[Material to process]
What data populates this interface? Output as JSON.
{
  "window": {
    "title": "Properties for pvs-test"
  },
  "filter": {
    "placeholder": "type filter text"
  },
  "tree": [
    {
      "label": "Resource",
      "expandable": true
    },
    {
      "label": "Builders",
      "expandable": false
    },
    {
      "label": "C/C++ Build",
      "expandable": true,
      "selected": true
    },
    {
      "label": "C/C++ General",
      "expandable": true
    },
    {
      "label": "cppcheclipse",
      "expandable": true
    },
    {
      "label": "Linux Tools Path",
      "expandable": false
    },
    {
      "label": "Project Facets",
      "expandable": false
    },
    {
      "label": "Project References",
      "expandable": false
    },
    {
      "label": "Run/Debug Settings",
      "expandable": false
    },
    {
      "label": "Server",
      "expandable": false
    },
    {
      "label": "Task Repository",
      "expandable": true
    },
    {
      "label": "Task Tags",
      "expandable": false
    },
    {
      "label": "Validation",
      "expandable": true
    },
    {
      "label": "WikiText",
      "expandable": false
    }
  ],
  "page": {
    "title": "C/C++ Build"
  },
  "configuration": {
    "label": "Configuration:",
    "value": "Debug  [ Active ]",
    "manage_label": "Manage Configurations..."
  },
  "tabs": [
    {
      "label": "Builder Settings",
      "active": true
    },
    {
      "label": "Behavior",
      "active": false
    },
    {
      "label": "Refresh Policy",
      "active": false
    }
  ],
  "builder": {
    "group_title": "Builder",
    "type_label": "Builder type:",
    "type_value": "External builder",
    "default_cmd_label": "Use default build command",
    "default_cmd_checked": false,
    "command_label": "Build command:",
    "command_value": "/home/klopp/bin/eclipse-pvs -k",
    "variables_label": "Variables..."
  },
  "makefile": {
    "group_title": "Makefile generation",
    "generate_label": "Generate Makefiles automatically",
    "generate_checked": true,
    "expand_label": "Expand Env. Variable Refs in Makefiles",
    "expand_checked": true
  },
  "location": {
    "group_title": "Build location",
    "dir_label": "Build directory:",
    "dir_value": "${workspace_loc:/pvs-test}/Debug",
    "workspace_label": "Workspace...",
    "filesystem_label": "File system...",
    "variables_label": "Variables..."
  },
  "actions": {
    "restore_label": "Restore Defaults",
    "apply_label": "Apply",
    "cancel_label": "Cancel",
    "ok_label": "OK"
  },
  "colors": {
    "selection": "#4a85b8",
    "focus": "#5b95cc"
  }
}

[What is being asked]
From the data above, pick out each line containing "location" and copy it.

[Reply]
  "location": {
    "group_title": "Build location",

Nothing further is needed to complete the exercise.